**TO BE DONE**
Give back the line where "Serialize everything readable" appears and all the lines after it until the listing ends, unchanged and with nothing else.

===== RECORDS FOR THE TASK

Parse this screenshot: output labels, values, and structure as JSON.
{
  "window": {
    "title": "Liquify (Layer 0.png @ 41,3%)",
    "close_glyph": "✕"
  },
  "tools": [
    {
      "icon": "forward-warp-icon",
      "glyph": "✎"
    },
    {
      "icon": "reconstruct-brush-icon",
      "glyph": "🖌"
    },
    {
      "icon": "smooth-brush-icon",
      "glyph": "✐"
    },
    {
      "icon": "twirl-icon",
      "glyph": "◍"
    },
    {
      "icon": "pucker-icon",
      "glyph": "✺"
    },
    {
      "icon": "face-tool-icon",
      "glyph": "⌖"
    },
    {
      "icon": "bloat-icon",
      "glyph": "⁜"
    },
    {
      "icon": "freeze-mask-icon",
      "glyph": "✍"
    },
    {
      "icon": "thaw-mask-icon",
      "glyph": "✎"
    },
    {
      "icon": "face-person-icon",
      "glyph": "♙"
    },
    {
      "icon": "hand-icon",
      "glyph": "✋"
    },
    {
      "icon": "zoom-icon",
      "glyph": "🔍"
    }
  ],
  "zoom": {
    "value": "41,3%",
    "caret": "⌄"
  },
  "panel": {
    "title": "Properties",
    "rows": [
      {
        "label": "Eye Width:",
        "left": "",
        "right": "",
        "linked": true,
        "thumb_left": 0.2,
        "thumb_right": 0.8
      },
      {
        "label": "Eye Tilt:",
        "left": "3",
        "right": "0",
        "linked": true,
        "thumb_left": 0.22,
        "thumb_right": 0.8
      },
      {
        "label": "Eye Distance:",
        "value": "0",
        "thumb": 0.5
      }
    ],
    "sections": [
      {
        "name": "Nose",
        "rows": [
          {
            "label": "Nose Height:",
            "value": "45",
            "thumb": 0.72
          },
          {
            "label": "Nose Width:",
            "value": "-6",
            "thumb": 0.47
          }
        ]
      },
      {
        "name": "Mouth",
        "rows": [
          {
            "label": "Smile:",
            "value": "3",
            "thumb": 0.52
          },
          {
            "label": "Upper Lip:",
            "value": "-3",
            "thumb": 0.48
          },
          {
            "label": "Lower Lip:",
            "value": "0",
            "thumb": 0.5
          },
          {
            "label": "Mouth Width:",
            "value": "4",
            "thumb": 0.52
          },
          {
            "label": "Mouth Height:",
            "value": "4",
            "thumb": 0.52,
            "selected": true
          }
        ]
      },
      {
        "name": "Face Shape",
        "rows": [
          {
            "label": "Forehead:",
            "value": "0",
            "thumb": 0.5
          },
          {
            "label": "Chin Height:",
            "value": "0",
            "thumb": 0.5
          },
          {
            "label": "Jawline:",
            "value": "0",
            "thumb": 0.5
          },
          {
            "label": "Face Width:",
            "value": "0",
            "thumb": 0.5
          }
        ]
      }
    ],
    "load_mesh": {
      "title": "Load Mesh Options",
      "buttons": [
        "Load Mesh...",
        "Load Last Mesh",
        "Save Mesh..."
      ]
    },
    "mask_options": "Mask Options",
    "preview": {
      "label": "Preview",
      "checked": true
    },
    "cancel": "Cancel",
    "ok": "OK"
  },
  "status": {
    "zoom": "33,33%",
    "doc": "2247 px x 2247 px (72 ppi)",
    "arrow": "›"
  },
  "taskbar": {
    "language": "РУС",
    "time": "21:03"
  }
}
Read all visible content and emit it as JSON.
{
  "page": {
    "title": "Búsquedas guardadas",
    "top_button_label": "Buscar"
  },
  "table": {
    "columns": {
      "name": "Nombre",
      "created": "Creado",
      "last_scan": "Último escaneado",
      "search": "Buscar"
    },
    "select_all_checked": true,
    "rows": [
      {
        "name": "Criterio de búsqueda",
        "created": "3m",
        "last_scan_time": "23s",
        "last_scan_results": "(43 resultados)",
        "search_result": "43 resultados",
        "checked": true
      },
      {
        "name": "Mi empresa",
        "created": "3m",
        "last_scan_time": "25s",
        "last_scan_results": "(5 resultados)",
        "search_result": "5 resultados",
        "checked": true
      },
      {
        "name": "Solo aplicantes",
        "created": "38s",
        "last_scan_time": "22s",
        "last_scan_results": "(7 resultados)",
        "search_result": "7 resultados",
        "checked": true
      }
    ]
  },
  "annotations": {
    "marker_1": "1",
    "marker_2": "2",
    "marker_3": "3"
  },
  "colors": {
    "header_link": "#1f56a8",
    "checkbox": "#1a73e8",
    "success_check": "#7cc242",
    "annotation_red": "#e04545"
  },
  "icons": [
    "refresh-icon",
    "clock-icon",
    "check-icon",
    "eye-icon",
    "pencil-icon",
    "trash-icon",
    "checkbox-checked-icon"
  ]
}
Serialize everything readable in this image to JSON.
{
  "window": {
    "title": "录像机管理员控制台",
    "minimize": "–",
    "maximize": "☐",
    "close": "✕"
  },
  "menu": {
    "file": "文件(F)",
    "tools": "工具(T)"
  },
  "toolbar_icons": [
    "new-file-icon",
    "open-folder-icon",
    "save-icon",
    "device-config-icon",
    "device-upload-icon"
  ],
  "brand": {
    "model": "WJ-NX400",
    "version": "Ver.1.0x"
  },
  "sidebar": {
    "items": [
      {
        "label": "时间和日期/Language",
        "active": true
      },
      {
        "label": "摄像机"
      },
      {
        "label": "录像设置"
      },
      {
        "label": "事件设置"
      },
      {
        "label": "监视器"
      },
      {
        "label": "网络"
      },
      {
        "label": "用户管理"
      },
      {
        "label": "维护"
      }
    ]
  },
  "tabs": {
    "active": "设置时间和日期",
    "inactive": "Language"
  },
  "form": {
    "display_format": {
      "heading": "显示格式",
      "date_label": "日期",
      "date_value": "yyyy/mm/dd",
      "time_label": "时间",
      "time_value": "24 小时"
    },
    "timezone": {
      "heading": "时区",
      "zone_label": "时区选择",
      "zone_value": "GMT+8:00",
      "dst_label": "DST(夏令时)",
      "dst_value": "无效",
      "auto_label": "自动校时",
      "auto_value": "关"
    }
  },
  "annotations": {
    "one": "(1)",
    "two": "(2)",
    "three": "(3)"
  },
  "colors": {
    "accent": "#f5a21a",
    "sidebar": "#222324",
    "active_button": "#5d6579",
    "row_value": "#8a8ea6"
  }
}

==========

**RESPONSE**
Serialize everything readable in this image to JSON.
{
  "window": {
    "title": "录像机管理员控制台",
    "minimize": "–",
    "maximize": "☐",
    "close": "✕"
  },
  "menu": {
    "file": "文件(F)",
    "tools": "工具(T)"
  },
  "toolbar_icons": [
    "new-file-icon",
    "open-folder-icon",
    "save-icon",
    "device-config-icon",
    "device-upload-icon"
  ],
  "brand": {
    "model": "WJ-NX400",
    "version": "Ver.1.0x"
  },
  "sidebar": {
    "items": [
      {
        "label": "时间和日期/Language",
        "active": true
      },
      {
        "label": "摄像机"
      },
      {
        "label": "录像设置"
      },
      {
        "label": "事件设置"
      },
      {
        "label": "监视器"
      },
      {
        "label": "网络"
      },
      {
        "label": "用户管理"
      },
      {
        "label": "维护"
      }
    ]
  },
  "tabs": {
    "active": "设置时间和日期",
    "inactive": "Language"
  },
  "form": {
    "display_format": {
      "heading": "显示格式",
      "date_label": "日期",
      "date_value": "yyyy/mm/dd",
      "time_label": "时间",
      "time_value": "24 小时"
    },
    "timezone": {
      "heading": "时区",
      "zone_label": "时区选择",
      "zone_value": "GMT+8:00",
      "dst_label": "DST(夏令时)",
      "dst_value": "无效",
      "auto_label": "自动校时",
      "auto_value": "关"
    }
  },
  "annotations": {
    "one": "(1)",
    "two": "(2)",
    "three": "(3)"
  },
  "colors": {
    "accent": "#f5a21a",
    "sidebar": "#222324",
    "active_button": "#5d6579",
    "row_value": "#8a8ea6"
  }
}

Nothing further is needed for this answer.